Spatial annotation records:
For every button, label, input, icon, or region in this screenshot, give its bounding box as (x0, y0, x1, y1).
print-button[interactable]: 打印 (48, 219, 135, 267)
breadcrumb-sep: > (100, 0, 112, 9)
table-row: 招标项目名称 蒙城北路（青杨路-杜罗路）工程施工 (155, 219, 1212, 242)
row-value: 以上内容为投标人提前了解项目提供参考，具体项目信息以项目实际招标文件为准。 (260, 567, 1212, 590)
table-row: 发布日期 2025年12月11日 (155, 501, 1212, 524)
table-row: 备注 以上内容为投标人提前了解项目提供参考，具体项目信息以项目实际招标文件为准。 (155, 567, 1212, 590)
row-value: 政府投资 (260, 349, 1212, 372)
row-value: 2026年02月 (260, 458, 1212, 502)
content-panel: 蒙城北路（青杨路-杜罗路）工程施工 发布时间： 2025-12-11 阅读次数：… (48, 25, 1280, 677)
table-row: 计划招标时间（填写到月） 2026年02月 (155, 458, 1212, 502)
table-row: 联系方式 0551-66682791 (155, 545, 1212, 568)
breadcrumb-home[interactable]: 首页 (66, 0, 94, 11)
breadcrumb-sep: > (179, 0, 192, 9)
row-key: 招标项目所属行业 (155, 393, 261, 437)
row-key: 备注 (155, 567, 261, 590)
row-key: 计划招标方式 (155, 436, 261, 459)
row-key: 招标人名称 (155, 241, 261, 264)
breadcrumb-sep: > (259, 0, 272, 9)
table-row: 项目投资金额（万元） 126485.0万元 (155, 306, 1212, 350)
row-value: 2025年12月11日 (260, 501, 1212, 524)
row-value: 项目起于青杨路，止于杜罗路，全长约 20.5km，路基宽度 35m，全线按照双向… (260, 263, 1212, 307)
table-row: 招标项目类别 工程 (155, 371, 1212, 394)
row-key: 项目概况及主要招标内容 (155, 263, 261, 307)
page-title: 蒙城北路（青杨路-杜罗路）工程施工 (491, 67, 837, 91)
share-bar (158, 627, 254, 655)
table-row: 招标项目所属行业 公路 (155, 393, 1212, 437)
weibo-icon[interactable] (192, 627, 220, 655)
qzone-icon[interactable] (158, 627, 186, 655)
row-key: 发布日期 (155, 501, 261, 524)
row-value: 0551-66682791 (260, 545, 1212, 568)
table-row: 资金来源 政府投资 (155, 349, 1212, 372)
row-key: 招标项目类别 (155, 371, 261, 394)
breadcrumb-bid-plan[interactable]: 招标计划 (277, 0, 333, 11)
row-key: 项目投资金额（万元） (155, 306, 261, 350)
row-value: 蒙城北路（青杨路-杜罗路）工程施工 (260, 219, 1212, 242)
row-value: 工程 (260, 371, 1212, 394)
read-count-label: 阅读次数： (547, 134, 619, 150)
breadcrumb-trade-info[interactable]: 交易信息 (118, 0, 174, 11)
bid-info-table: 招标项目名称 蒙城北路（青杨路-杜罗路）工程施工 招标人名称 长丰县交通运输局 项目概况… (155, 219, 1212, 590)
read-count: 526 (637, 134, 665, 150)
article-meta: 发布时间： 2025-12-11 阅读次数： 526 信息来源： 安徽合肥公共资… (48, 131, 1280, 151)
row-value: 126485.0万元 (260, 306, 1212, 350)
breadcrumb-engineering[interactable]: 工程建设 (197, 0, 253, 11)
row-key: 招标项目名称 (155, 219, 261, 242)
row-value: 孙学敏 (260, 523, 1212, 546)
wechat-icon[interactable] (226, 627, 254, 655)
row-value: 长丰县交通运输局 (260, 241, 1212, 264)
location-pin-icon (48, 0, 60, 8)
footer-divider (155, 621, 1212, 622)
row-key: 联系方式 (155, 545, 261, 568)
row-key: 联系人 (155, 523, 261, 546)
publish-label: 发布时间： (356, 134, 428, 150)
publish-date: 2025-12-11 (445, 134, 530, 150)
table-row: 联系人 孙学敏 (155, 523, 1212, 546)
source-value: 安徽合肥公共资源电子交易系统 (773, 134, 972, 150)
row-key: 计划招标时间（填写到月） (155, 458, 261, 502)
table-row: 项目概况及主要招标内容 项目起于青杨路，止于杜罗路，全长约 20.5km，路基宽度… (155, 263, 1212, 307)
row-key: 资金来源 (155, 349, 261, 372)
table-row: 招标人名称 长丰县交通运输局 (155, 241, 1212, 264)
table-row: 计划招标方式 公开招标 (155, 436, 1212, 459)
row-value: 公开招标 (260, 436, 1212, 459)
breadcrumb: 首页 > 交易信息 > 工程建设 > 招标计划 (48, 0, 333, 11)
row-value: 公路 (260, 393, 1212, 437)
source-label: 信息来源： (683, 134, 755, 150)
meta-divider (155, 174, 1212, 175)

▸ What this task involves
Reproduce every line of the data above, unchanged and in the same order.

▸ Task response
For every button, label, input, icon, or region in this screenshot, give its bounding box as (x0, y0, x1, y1).
print-button[interactable]: 打印 (48, 219, 135, 267)
breadcrumb-sep: > (100, 0, 112, 9)
table-row: 招标项目名称 蒙城北路（青杨路-杜罗路）工程施工 (155, 219, 1212, 242)
row-value: 以上内容为投标人提前了解项目提供参考，具体项目信息以项目实际招标文件为准。 (260, 567, 1212, 590)
table-row: 发布日期 2025年12月11日 (155, 501, 1212, 524)
table-row: 备注 以上内容为投标人提前了解项目提供参考，具体项目信息以项目实际招标文件为准。 (155, 567, 1212, 590)
row-value: 政府投资 (260, 349, 1212, 372)
row-value: 2026年02月 (260, 458, 1212, 502)
content-panel: 蒙城北路（青杨路-杜罗路）工程施工 发布时间： 2025-12-11 阅读次数：… (48, 25, 1280, 677)
table-row: 计划招标时间（填写到月） 2026年02月 (155, 458, 1212, 502)
table-row: 联系方式 0551-66682791 (155, 545, 1212, 568)
breadcrumb-home[interactable]: 首页 (66, 0, 94, 11)
breadcrumb-sep: > (179, 0, 192, 9)
row-key: 招标项目所属行业 (155, 393, 261, 437)
row-key: 备注 (155, 567, 261, 590)
row-key: 计划招标方式 (155, 436, 261, 459)
row-key: 招标人名称 (155, 241, 261, 264)
breadcrumb-sep: > (259, 0, 272, 9)
table-row: 项目投资金额（万元） 126485.0万元 (155, 306, 1212, 350)
row-value: 2025年12月11日 (260, 501, 1212, 524)
row-value: 项目起于青杨路，止于杜罗路，全长约 20.5km，路基宽度 35m，全线按照双向… (260, 263, 1212, 307)
table-row: 招标项目类别 工程 (155, 371, 1212, 394)
row-key: 项目概况及主要招标内容 (155, 263, 261, 307)
page-title: 蒙城北路（青杨路-杜罗路）工程施工 (491, 67, 837, 91)
share-bar (158, 627, 254, 655)
table-row: 招标项目所属行业 公路 (155, 393, 1212, 437)
weibo-icon[interactable] (192, 627, 220, 655)
qzone-icon[interactable] (158, 627, 186, 655)
row-key: 发布日期 (155, 501, 261, 524)
row-value: 0551-66682791 (260, 545, 1212, 568)
table-row: 资金来源 政府投资 (155, 349, 1212, 372)
row-key: 招标项目类别 (155, 371, 261, 394)
breadcrumb-bid-plan[interactable]: 招标计划 (277, 0, 333, 11)
row-key: 项目投资金额（万元） (155, 306, 261, 350)
row-value: 蒙城北路（青杨路-杜罗路）工程施工 (260, 219, 1212, 242)
row-value: 工程 (260, 371, 1212, 394)
read-count-label: 阅读次数： (547, 134, 619, 150)
breadcrumb-trade-info[interactable]: 交易信息 (118, 0, 174, 11)
bid-info-table: 招标项目名称 蒙城北路（青杨路-杜罗路）工程施工 招标人名称 长丰县交通运输局 项目概况… (155, 219, 1212, 590)
read-count: 526 (637, 134, 665, 150)
article-meta: 发布时间： 2025-12-11 阅读次数： 526 信息来源： 安徽合肥公共资… (48, 131, 1280, 151)
row-value: 126485.0万元 (260, 306, 1212, 350)
breadcrumb-engineering[interactable]: 工程建设 (197, 0, 253, 11)
row-key: 招标项目名称 (155, 219, 261, 242)
row-value: 孙学敏 (260, 523, 1212, 546)
wechat-icon[interactable] (226, 627, 254, 655)
row-value: 长丰县交通运输局 (260, 241, 1212, 264)
location-pin-icon (48, 0, 60, 8)
footer-divider (155, 621, 1212, 622)
row-key: 联系方式 (155, 545, 261, 568)
row-key: 联系人 (155, 523, 261, 546)
publish-label: 发布时间： (356, 134, 428, 150)
publish-date: 2025-12-11 (445, 134, 530, 150)
table-row: 联系人 孙学敏 (155, 523, 1212, 546)
source-value: 安徽合肥公共资源电子交易系统 (773, 134, 972, 150)
row-key: 计划招标时间（填写到月） (155, 458, 261, 502)
table-row: 项目概况及主要招标内容 项目起于青杨路，止于杜罗路，全长约 20.5km，路基宽度… (155, 263, 1212, 307)
row-key: 资金来源 (155, 349, 261, 372)
table-row: 招标人名称 长丰县交通运输局 (155, 241, 1212, 264)
table-row: 计划招标方式 公开招标 (155, 436, 1212, 459)
row-value: 公开招标 (260, 436, 1212, 459)
breadcrumb: 首页 > 交易信息 > 工程建设 > 招标计划 (48, 0, 333, 11)
row-value: 公路 (260, 393, 1212, 437)
source-label: 信息来源： (683, 134, 755, 150)
meta-divider (155, 174, 1212, 175)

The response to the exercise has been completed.